## Start
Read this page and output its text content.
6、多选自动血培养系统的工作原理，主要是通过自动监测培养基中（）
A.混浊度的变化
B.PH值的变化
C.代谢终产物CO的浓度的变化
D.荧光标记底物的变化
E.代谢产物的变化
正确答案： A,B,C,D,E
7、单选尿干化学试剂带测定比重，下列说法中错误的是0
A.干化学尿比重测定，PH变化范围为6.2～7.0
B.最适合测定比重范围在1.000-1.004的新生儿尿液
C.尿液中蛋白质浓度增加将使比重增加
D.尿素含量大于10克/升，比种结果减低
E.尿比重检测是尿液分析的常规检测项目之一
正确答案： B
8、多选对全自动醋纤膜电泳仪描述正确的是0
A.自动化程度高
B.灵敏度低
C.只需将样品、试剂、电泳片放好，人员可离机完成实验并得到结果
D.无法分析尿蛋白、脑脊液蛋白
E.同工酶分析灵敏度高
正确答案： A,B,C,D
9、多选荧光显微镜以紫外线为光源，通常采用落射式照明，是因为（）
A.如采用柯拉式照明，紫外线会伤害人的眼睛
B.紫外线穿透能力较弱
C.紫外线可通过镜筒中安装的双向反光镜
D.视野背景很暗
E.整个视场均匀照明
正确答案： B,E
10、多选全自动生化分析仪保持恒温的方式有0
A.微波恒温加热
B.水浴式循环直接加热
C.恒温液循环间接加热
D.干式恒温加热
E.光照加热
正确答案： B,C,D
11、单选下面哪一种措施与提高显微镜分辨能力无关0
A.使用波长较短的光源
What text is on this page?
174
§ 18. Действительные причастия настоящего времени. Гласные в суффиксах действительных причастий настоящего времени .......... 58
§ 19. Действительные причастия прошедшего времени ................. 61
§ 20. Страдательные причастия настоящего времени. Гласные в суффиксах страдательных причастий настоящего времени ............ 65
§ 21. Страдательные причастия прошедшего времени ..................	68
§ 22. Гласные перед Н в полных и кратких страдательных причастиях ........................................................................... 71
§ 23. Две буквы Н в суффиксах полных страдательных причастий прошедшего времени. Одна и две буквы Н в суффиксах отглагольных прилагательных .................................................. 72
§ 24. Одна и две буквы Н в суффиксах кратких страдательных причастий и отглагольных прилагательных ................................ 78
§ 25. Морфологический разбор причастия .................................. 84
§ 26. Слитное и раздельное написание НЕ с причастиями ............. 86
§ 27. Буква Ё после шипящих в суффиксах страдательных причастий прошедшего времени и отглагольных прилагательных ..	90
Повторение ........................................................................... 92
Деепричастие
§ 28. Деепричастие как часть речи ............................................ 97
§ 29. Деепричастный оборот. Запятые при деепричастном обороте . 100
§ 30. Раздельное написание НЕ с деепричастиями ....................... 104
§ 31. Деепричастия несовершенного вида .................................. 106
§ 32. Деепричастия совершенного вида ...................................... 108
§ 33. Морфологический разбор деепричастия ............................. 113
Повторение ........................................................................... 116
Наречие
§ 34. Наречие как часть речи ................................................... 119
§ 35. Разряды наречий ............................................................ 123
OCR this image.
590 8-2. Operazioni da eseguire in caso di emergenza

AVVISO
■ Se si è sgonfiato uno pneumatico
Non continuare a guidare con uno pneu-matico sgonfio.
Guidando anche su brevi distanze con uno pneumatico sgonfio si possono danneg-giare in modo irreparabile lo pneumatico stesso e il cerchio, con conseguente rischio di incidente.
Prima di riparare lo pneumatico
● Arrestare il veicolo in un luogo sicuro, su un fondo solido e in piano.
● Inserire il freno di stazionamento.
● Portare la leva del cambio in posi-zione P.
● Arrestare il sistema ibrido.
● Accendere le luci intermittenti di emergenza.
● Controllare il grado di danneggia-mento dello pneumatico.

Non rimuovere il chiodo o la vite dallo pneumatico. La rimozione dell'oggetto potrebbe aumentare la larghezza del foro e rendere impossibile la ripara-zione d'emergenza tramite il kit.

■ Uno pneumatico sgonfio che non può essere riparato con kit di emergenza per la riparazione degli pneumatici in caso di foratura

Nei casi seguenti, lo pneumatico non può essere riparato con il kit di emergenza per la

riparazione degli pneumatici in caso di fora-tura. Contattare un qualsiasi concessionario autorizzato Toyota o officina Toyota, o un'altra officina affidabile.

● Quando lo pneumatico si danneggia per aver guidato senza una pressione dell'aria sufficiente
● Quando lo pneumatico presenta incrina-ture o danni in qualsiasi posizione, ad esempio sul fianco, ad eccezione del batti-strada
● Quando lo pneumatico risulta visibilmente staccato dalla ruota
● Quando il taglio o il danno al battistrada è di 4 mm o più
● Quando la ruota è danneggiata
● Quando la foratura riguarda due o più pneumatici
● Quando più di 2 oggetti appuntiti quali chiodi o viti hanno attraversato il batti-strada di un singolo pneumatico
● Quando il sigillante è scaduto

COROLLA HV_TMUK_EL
## End
* [What is expected] Restate the listing in full, word for word.

* [Written answer]
Read this page and output its text content.
6、多选自动血培养系统的工作原理，主要是通过自动监测培养基中（）
A.混浊度的变化
B.PH值的变化
C.代谢终产物CO的浓度的变化
D.荧光标记底物的变化
E.代谢产物的变化
正确答案： A,B,C,D,E
7、单选尿干化学试剂带测定比重，下列说法中错误的是0
A.干化学尿比重测定，PH变化范围为6.2～7.0
B.最适合测定比重范围在1.000-1.004的新生儿尿液
C.尿液中蛋白质浓度增加将使比重增加
D.尿素含量大于10克/升，比种结果减低
E.尿比重检测是尿液分析的常规检测项目之一
正确答案： B
8、多选对全自动醋纤膜电泳仪描述正确的是0
A.自动化程度高
B.灵敏度低
C.只需将样品、试剂、电泳片放好，人员可离机完成实验并得到结果
D.无法分析尿蛋白、脑脊液蛋白
E.同工酶分析灵敏度高
正确答案： A,B,C,D
9、多选荧光显微镜以紫外线为光源，通常采用落射式照明，是因为（）
A.如采用柯拉式照明，紫外线会伤害人的眼睛
B.紫外线穿透能力较弱
C.紫外线可通过镜筒中安装的双向反光镜
D.视野背景很暗
E.整个视场均匀照明
正确答案： B,E
10、多选全自动生化分析仪保持恒温的方式有0
A.微波恒温加热
B.水浴式循环直接加热
C.恒温液循环间接加热
D.干式恒温加热
E.光照加热
正确答案： B,C,D
11、单选下面哪一种措施与提高显微镜分辨能力无关0
A.使用波长较短的光源
What text is on this page?
174
§ 18. Действительные причастия настоящего времени. Гласные в суффиксах действительных причастий настоящего времени .......... 58
§ 19. Действительные причастия прошедшего времени ................. 61
§ 20. Страдательные причастия настоящего времени. Гласные в суффиксах страдательных причастий настоящего времени ............ 65
§ 21. Страдательные причастия прошедшего времени ..................	68
§ 22. Гласные перед Н в полных и кратких страдательных причастиях ........................................................................... 71
§ 23. Две буквы Н в суффиксах полных страдательных причастий прошедшего времени. Одна и две буквы Н в суффиксах отглагольных прилагательных .................................................. 72
§ 24. Одна и две буквы Н в суффиксах кратких страдательных причастий и отглагольных прилагательных ................................ 78
§ 25. Морфологический разбор причастия .................................. 84
§ 26. Слитное и раздельное написание НЕ с причастиями ............. 86
§ 27. Буква Ё после шипящих в суффиксах страдательных причастий прошедшего времени и отглагольных прилагательных ..	90
Повторение ........................................................................... 92
Деепричастие
§ 28. Деепричастие как часть речи ............................................ 97
§ 29. Деепричастный оборот. Запятые при деепричастном обороте . 100
§ 30. Раздельное написание НЕ с деепричастиями ....................... 104
§ 31. Деепричастия несовершенного вида .................................. 106
§ 32. Деепричастия совершенного вида ...................................... 108
§ 33. Морфологический разбор деепричастия ............................. 113
Повторение ........................................................................... 116
Наречие
§ 34. Наречие как часть речи ................................................... 119
§ 35. Разряды наречий ............................................................ 123
OCR this image.
590 8-2. Operazioni da eseguire in caso di emergenza

AVVISO
■ Se si è sgonfiato uno pneumatico
Non continuare a guidare con uno pneu-matico sgonfio.
Guidando anche su brevi distanze con uno pneumatico sgonfio si possono danneg-giare in modo irreparabile lo pneumatico stesso e il cerchio, con conseguente rischio di incidente.
Prima di riparare lo pneumatico
● Arrestare il veicolo in un luogo sicuro, su un fondo solido e in piano.
● Inserire il freno di stazionamento.
● Portare la leva del cambio in posi-zione P.
● Arrestare il sistema ibrido.
● Accendere le luci intermittenti di emergenza.
● Controllare il grado di danneggia-mento dello pneumatico.

Non rimuovere il chiodo o la vite dallo pneumatico. La rimozione dell'oggetto potrebbe aumentare la larghezza del foro e rendere impossibile la ripara-zione d'emergenza tramite il kit.

■ Uno pneumatico sgonfio che non può essere riparato con kit di emergenza per la riparazione degli pneumatici in caso di foratura

Nei casi seguenti, lo pneumatico non può essere riparato con il kit di emergenza per la

riparazione degli pneumatici in caso di fora-tura. Contattare un qualsiasi concessionario autorizzato Toyota o officina Toyota, o un'altra officina affidabile.

● Quando lo pneumatico si danneggia per aver guidato senza una pressione dell'aria sufficiente
● Quando lo pneumatico presenta incrina-ture o danni in qualsiasi posizione, ad esempio sul fianco, ad eccezione del batti-strada
● Quando lo pneumatico risulta visibilmente staccato dalla ruota
● Quando il taglio o il danno al battistrada è di 4 mm o più
● Quando la ruota è danneggiata
● Quando la foratura riguarda due o più pneumatici
● Quando più di 2 oggetti appuntiti quali chiodi o viti hanno attraversato il batti-strada di un singolo pneumatico
● Quando il sigillante è scaduto

COROLLA HV_TMUK_EL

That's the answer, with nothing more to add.